** Start Material **

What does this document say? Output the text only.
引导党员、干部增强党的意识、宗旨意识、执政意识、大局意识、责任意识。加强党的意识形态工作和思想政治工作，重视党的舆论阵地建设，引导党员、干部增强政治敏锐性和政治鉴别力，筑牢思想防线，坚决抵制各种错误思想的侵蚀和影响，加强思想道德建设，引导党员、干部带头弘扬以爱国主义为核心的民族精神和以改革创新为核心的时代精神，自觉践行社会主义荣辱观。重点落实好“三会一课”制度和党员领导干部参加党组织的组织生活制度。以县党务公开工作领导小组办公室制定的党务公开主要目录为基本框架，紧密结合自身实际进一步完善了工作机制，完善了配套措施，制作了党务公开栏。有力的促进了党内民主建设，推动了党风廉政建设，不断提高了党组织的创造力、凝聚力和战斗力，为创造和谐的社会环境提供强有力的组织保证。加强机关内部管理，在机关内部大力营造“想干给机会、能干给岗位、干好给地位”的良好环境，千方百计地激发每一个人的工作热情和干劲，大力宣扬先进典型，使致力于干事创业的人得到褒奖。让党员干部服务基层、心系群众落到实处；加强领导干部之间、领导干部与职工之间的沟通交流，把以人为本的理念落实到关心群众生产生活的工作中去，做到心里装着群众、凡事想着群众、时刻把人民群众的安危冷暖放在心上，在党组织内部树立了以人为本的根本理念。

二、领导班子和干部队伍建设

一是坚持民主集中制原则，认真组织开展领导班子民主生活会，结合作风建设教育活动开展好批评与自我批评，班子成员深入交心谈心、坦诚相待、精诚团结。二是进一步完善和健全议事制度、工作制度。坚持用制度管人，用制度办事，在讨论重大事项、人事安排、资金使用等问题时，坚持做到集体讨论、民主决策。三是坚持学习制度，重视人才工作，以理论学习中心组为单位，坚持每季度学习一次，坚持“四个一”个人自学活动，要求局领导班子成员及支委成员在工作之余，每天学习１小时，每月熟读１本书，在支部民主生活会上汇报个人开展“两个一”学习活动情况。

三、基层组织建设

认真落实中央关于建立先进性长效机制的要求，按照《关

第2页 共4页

** End Material **
** Start Material **

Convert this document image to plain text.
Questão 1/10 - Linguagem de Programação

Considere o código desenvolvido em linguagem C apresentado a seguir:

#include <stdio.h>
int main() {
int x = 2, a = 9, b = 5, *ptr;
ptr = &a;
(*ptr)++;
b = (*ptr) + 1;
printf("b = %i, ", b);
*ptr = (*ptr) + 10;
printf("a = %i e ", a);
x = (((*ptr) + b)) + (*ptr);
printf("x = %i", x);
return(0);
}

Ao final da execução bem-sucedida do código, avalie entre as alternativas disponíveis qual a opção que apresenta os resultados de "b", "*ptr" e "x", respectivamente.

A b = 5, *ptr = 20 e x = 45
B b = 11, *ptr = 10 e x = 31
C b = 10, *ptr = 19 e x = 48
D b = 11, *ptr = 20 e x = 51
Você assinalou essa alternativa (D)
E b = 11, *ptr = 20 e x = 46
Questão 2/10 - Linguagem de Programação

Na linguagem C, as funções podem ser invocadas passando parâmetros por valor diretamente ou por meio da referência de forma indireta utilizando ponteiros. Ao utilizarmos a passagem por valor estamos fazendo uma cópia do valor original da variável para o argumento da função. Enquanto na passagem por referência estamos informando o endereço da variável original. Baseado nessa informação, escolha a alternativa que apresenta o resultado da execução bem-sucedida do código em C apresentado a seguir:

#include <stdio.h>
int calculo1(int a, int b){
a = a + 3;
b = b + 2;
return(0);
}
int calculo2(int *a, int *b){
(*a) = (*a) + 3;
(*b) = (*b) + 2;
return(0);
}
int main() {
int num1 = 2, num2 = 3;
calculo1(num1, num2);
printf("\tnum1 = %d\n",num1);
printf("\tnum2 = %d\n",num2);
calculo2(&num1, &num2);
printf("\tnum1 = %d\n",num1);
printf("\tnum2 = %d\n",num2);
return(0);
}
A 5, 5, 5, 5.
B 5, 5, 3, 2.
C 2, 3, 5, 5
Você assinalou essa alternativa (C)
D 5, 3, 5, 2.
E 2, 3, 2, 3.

** End Material **

# [Work to do]
Pick out the lines above that hold the string "Você" and show them.

# [Expected answer]
Você assinalou essa alternativa (D)
Você assinalou essa alternativa (C)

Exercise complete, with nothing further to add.